> [Rows from a dataset]:
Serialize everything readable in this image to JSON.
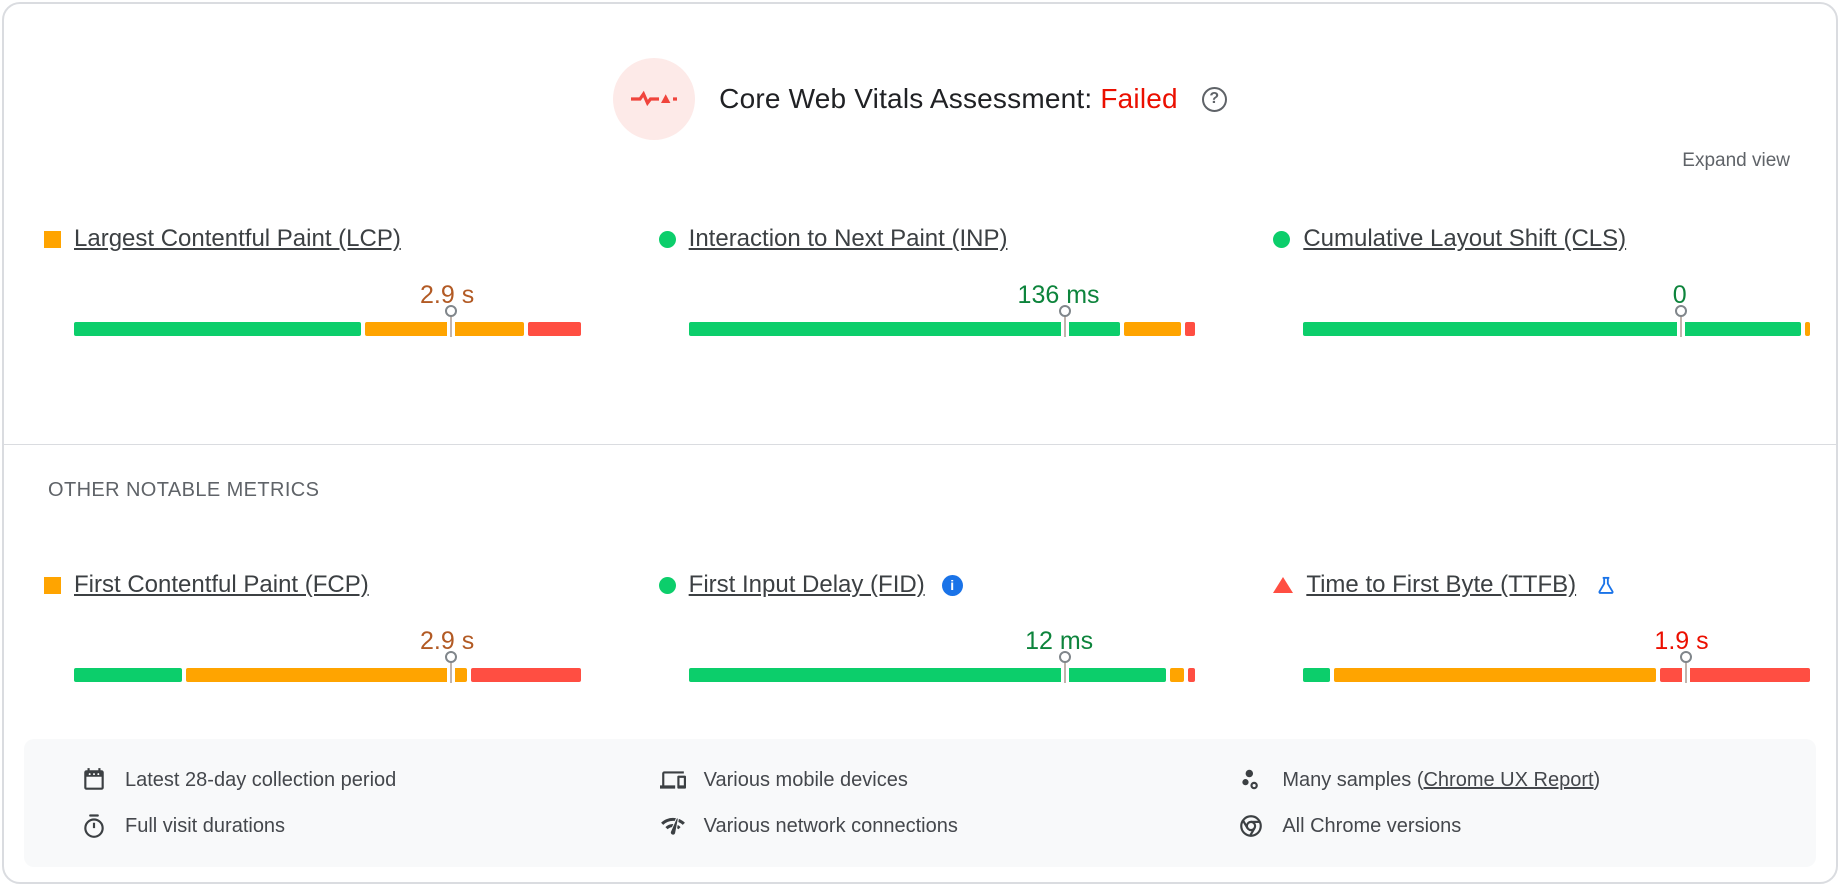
{
  "header": {
    "title": "Core Web Vitals Assessment:",
    "status": "Failed",
    "help_glyph": "?"
  },
  "expand_view_label": "Expand view",
  "other_metrics_label": "OTHER NOTABLE METRICS",
  "metrics": [
    {
      "id": "lcp",
      "label": "Largest Contentful Paint (LCP)",
      "value": "2.9 s",
      "rating": "average",
      "marker_pct": 74.5,
      "distribution": [
        {
          "rating": "good",
          "pct": 57.5
        },
        {
          "rating": "average",
          "pct": 32
        },
        {
          "rating": "poor",
          "pct": 10.5
        }
      ]
    },
    {
      "id": "inp",
      "label": "Interaction to Next Paint (INP)",
      "value": "136 ms",
      "rating": "good",
      "marker_pct": 74.3,
      "distribution": [
        {
          "rating": "good",
          "pct": 86.5
        },
        {
          "rating": "average",
          "pct": 11.5
        },
        {
          "rating": "poor",
          "pct": 2
        }
      ]
    },
    {
      "id": "cls",
      "label": "Cumulative Layout Shift (CLS)",
      "value": "0",
      "rating": "good",
      "marker_pct": 74.5,
      "distribution": [
        {
          "rating": "good",
          "pct": 99
        },
        {
          "rating": "average",
          "pct": 1
        },
        {
          "rating": "poor",
          "pct": 0
        }
      ]
    },
    {
      "id": "fcp",
      "label": "First Contentful Paint (FCP)",
      "value": "2.9 s",
      "rating": "average",
      "marker_pct": 74.5,
      "distribution": [
        {
          "rating": "good",
          "pct": 21.6
        },
        {
          "rating": "average",
          "pct": 56.4
        },
        {
          "rating": "poor",
          "pct": 22
        }
      ]
    },
    {
      "id": "fid",
      "label": "First Input Delay (FID)",
      "value": "12 ms",
      "rating": "good",
      "marker_pct": 74.2,
      "info_glyph": "i",
      "distribution": [
        {
          "rating": "good",
          "pct": 95.7
        },
        {
          "rating": "average",
          "pct": 2.8
        },
        {
          "rating": "poor",
          "pct": 1.5
        }
      ]
    },
    {
      "id": "ttfb",
      "label": "Time to First Byte (TTFB)",
      "value": "1.9 s",
      "rating": "poor",
      "marker_pct": 75.5,
      "distribution": [
        {
          "rating": "good",
          "pct": 5.4
        },
        {
          "rating": "average",
          "pct": 64.6
        },
        {
          "rating": "poor",
          "pct": 30
        }
      ]
    }
  ],
  "footer": {
    "items": [
      {
        "icon": "calendar-icon",
        "text": "Latest 28-day collection period"
      },
      {
        "icon": "stopwatch-icon",
        "text": "Full visit durations"
      },
      {
        "icon": "devices-icon",
        "text": "Various mobile devices"
      },
      {
        "icon": "network-icon",
        "text": "Various network connections"
      },
      {
        "icon": "samples-icon",
        "text_prefix": "Many samples (",
        "link": "Chrome UX Report",
        "text_suffix": ")"
      },
      {
        "icon": "chrome-icon",
        "text": "All Chrome versions"
      }
    ]
  },
  "colors": {
    "good": "#0cce6b",
    "average": "#ffa400",
    "poor": "#ff4e42",
    "good_text": "#0d843c",
    "average_text": "#b25a24",
    "poor_text": "#eb0f00",
    "failed": "#eb0f00",
    "accent_blue": "#1a73e8"
  }
}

> [TASK BRIEF]: Leave out the pictures and repeat everything else in the records exactly.

> [SOLUTION TO THIS EXERCISE]:
Serialize everything readable in this image to JSON.
{
  "header": {
    "title": "Core Web Vitals Assessment:",
    "status": "Failed",
    "help_glyph": "?"
  },
  "expand_view_label": "Expand view",
  "other_metrics_label": "OTHER NOTABLE METRICS",
  "metrics": [
    {
      "id": "lcp",
      "label": "Largest Contentful Paint (LCP)",
      "value": "2.9 s",
      "rating": "average",
      "marker_pct": 74.5,
      "distribution": [
        {
          "rating": "good",
          "pct": 57.5
        },
        {
          "rating": "average",
          "pct": 32
        },
        {
          "rating": "poor",
          "pct": 10.5
        }
      ]
    },
    {
      "id": "inp",
      "label": "Interaction to Next Paint (INP)",
      "value": "136 ms",
      "rating": "good",
      "marker_pct": 74.3,
      "distribution": [
        {
          "rating": "good",
          "pct": 86.5
        },
        {
          "rating": "average",
          "pct": 11.5
        },
        {
          "rating": "poor",
          "pct": 2
        }
      ]
    },
    {
      "id": "cls",
      "label": "Cumulative Layout Shift (CLS)",
      "value": "0",
      "rating": "good",
      "marker_pct": 74.5,
      "distribution": [
        {
          "rating": "good",
          "pct": 99
        },
        {
          "rating": "average",
          "pct": 1
        },
        {
          "rating": "poor",
          "pct": 0
        }
      ]
    },
    {
      "id": "fcp",
      "label": "First Contentful Paint (FCP)",
      "value": "2.9 s",
      "rating": "average",
      "marker_pct": 74.5,
      "distribution": [
        {
          "rating": "good",
          "pct": 21.6
        },
        {
          "rating": "average",
          "pct": 56.4
        },
        {
          "rating": "poor",
          "pct": 22
        }
      ]
    },
    {
      "id": "fid",
      "label": "First Input Delay (FID)",
      "value": "12 ms",
      "rating": "good",
      "marker_pct": 74.2,
      "info_glyph": "i",
      "distribution": [
        {
          "rating": "good",
          "pct": 95.7
        },
        {
          "rating": "average",
          "pct": 2.8
        },
        {
          "rating": "poor",
          "pct": 1.5
        }
      ]
    },
    {
      "id": "ttfb",
      "label": "Time to First Byte (TTFB)",
      "value": "1.9 s",
      "rating": "poor",
      "marker_pct": 75.5,
      "distribution": [
        {
          "rating": "good",
          "pct": 5.4
        },
        {
          "rating": "average",
          "pct": 64.6
        },
        {
          "rating": "poor",
          "pct": 30
        }
      ]
    }
  ],
  "footer": {
    "items": [
      {
        "icon": "calendar-icon",
        "text": "Latest 28-day collection period"
      },
      {
        "icon": "stopwatch-icon",
        "text": "Full visit durations"
      },
      {
        "icon": "devices-icon",
        "text": "Various mobile devices"
      },
      {
        "icon": "network-icon",
        "text": "Various network connections"
      },
      {
        "icon": "samples-icon",
        "text_prefix": "Many samples (",
        "link": "Chrome UX Report",
        "text_suffix": ")"
      },
      {
        "icon": "chrome-icon",
        "text": "All Chrome versions"
      }
    ]
  },
  "colors": {
    "good": "#0cce6b",
    "average": "#ffa400",
    "poor": "#ff4e42",
    "good_text": "#0d843c",
    "average_text": "#b25a24",
    "poor_text": "#eb0f00",
    "failed": "#eb0f00",
    "accent_blue": "#1a73e8"
  }
}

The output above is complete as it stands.